* _WHAT YOU WILL DO_
Below is a listing; reproduce each line of it exactly.

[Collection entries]
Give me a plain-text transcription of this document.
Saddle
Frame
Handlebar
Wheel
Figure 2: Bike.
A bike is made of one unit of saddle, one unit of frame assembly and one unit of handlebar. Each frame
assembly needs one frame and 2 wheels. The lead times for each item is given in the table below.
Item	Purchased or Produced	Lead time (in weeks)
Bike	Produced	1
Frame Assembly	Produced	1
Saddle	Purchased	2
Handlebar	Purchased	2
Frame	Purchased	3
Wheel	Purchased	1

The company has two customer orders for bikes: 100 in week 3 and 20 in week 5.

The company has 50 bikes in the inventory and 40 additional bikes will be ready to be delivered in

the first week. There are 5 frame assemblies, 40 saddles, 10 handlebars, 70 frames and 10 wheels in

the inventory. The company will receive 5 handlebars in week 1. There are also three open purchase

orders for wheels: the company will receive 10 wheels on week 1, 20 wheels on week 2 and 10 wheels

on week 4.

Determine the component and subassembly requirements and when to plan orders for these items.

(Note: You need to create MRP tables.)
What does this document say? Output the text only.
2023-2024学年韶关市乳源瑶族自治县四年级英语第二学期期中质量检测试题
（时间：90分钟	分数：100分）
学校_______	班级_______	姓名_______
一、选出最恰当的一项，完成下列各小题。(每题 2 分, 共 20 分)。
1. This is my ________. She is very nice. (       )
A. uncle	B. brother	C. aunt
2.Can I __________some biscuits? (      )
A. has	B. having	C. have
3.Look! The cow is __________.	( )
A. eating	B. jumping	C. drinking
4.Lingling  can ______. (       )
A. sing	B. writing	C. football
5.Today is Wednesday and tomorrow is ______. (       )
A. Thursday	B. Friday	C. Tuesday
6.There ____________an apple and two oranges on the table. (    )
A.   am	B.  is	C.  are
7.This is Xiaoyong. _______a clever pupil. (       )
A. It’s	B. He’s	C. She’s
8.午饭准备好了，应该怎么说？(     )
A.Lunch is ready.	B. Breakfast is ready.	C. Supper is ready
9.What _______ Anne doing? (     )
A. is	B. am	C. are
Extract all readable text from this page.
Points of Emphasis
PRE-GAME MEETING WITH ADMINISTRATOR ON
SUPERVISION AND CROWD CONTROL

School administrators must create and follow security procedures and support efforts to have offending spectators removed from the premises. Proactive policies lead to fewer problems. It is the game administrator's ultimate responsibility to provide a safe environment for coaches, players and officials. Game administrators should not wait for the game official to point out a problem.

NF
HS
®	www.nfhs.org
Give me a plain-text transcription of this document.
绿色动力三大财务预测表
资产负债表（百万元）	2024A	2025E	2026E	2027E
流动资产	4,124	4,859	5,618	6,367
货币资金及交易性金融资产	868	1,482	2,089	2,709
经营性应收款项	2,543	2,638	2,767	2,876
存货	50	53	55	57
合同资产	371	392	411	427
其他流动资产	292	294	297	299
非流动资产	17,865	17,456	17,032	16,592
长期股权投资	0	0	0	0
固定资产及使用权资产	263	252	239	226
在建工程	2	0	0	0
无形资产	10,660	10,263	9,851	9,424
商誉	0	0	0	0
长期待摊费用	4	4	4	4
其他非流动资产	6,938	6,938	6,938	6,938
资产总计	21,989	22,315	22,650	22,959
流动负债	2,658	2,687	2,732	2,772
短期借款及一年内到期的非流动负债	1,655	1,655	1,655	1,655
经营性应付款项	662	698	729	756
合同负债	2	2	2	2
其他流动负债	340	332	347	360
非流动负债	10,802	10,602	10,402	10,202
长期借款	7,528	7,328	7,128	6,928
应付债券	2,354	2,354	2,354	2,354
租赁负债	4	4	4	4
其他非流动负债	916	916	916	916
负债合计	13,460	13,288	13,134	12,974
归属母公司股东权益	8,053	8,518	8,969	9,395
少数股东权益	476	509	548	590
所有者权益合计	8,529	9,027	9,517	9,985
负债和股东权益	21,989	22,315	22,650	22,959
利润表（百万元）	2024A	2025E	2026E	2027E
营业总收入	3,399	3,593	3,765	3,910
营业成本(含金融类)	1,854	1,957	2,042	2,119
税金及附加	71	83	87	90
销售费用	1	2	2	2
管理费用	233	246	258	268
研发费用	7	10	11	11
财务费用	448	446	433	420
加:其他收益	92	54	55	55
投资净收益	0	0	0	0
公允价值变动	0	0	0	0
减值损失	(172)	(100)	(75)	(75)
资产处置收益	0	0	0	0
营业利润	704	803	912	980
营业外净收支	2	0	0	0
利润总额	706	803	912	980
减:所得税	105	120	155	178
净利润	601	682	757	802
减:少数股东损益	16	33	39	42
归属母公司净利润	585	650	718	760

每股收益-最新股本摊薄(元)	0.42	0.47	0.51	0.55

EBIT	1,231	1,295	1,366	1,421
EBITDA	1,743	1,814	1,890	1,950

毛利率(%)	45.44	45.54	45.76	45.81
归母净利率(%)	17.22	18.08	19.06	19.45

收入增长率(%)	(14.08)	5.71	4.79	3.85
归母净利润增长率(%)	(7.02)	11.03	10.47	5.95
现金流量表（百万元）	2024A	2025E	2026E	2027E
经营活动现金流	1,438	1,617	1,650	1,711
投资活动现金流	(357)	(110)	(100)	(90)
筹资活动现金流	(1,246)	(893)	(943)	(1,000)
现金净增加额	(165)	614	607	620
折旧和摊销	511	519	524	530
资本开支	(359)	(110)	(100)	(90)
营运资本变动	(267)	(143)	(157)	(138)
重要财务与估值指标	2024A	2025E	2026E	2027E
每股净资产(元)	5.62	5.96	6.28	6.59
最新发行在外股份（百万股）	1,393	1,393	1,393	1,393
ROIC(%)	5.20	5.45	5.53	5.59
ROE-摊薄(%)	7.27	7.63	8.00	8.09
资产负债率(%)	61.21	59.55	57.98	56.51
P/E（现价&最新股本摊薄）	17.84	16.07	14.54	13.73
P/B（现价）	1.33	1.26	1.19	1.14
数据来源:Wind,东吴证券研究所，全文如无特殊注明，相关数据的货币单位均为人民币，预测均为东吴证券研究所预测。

* _RESULT OF THIS EXERCISE_
Give me a plain-text transcription of this document.
Saddle
Frame
Handlebar
Wheel
Figure 2: Bike.
A bike is made of one unit of saddle, one unit of frame assembly and one unit of handlebar. Each frame
assembly needs one frame and 2 wheels. The lead times for each item is given in the table below.
Item	Purchased or Produced	Lead time (in weeks)
Bike	Produced	1
Frame Assembly	Produced	1
Saddle	Purchased	2
Handlebar	Purchased	2
Frame	Purchased	3
Wheel	Purchased	1

The company has two customer orders for bikes: 100 in week 3 and 20 in week 5.

The company has 50 bikes in the inventory and 40 additional bikes will be ready to be delivered in

the first week. There are 5 frame assemblies, 40 saddles, 10 handlebars, 70 frames and 10 wheels in

the inventory. The company will receive 5 handlebars in week 1. There are also three open purchase

orders for wheels: the company will receive 10 wheels on week 1, 20 wheels on week 2 and 10 wheels

on week 4.

Determine the component and subassembly requirements and when to plan orders for these items.

(Note: You need to create MRP tables.)
What does this document say? Output the text only.
2023-2024学年韶关市乳源瑶族自治县四年级英语第二学期期中质量检测试题
（时间：90分钟	分数：100分）
学校_______	班级_______	姓名_______
一、选出最恰当的一项，完成下列各小题。(每题 2 分, 共 20 分)。
1. This is my ________. She is very nice. (       )
A. uncle	B. brother	C. aunt
2.Can I __________some biscuits? (      )
A. has	B. having	C. have
3.Look! The cow is __________.	( )
A. eating	B. jumping	C. drinking
4.Lingling  can ______. (       )
A. sing	B. writing	C. football
5.Today is Wednesday and tomorrow is ______. (       )
A. Thursday	B. Friday	C. Tuesday
6.There ____________an apple and two oranges on the table. (    )
A.   am	B.  is	C.  are
7.This is Xiaoyong. _______a clever pupil. (       )
A. It’s	B. He’s	C. She’s
8.午饭准备好了，应该怎么说？(     )
A.Lunch is ready.	B. Breakfast is ready.	C. Supper is ready
9.What _______ Anne doing? (     )
A. is	B. am	C. are
Extract all readable text from this page.
Points of Emphasis
PRE-GAME MEETING WITH ADMINISTRATOR ON
SUPERVISION AND CROWD CONTROL

School administrators must create and follow security procedures and support efforts to have offending spectators removed from the premises. Proactive policies lead to fewer problems. It is the game administrator's ultimate responsibility to provide a safe environment for coaches, players and officials. Game administrators should not wait for the game official to point out a problem.

NF
HS
®	www.nfhs.org
Give me a plain-text transcription of this document.
绿色动力三大财务预测表
资产负债表（百万元）	2024A	2025E	2026E	2027E
流动资产	4,124	4,859	5,618	6,367
货币资金及交易性金融资产	868	1,482	2,089	2,709
经营性应收款项	2,543	2,638	2,767	2,876
存货	50	53	55	57
合同资产	371	392	411	427
其他流动资产	292	294	297	299
非流动资产	17,865	17,456	17,032	16,592
长期股权投资	0	0	0	0
固定资产及使用权资产	263	252	239	226
在建工程	2	0	0	0
无形资产	10,660	10,263	9,851	9,424
商誉	0	0	0	0
长期待摊费用	4	4	4	4
其他非流动资产	6,938	6,938	6,938	6,938
资产总计	21,989	22,315	22,650	22,959
流动负债	2,658	2,687	2,732	2,772
短期借款及一年内到期的非流动负债	1,655	1,655	1,655	1,655
经营性应付款项	662	698	729	756
合同负债	2	2	2	2
其他流动负债	340	332	347	360
非流动负债	10,802	10,602	10,402	10,202
长期借款	7,528	7,328	7,128	6,928
应付债券	2,354	2,354	2,354	2,354
租赁负债	4	4	4	4
其他非流动负债	916	916	916	916
负债合计	13,460	13,288	13,134	12,974
归属母公司股东权益	8,053	8,518	8,969	9,395
少数股东权益	476	509	548	590
所有者权益合计	8,529	9,027	9,517	9,985
负债和股东权益	21,989	22,315	22,650	22,959
利润表（百万元）	2024A	2025E	2026E	2027E
营业总收入	3,399	3,593	3,765	3,910
营业成本(含金融类)	1,854	1,957	2,042	2,119
税金及附加	71	83	87	90
销售费用	1	2	2	2
管理费用	233	246	258	268
研发费用	7	10	11	11
财务费用	448	446	433	420
加:其他收益	92	54	55	55
投资净收益	0	0	0	0
公允价值变动	0	0	0	0
减值损失	(172)	(100)	(75)	(75)
资产处置收益	0	0	0	0
营业利润	704	803	912	980
营业外净收支	2	0	0	0
利润总额	706	803	912	980
减:所得税	105	120	155	178
净利润	601	682	757	802
减:少数股东损益	16	33	39	42
归属母公司净利润	585	650	718	760

每股收益-最新股本摊薄(元)	0.42	0.47	0.51	0.55

EBIT	1,231	1,295	1,366	1,421
EBITDA	1,743	1,814	1,890	1,950

毛利率(%)	45.44	45.54	45.76	45.81
归母净利率(%)	17.22	18.08	19.06	19.45

收入增长率(%)	(14.08)	5.71	4.79	3.85
归母净利润增长率(%)	(7.02)	11.03	10.47	5.95
现金流量表（百万元）	2024A	2025E	2026E	2027E
经营活动现金流	1,438	1,617	1,650	1,711
投资活动现金流	(357)	(110)	(100)	(90)
筹资活动现金流	(1,246)	(893)	(943)	(1,000)
现金净增加额	(165)	614	607	620
折旧和摊销	511	519	524	530
资本开支	(359)	(110)	(100)	(90)
营运资本变动	(267)	(143)	(157)	(138)
重要财务与估值指标	2024A	2025E	2026E	2027E
每股净资产(元)	5.62	5.96	6.28	6.59
最新发行在外股份（百万股）	1,393	1,393	1,393	1,393
ROIC(%)	5.20	5.45	5.53	5.59
ROE-摊薄(%)	7.27	7.63	8.00	8.09
资产负债率(%)	61.21	59.55	57.98	56.51
P/E（现价&最新股本摊薄）	17.84	16.07	14.54	13.73
P/B（现价）	1.33	1.26	1.19	1.14
数据来源:Wind,东吴证券研究所，全文如无特殊注明，相关数据的货币单位均为人民币，预测均为东吴证券研究所预测。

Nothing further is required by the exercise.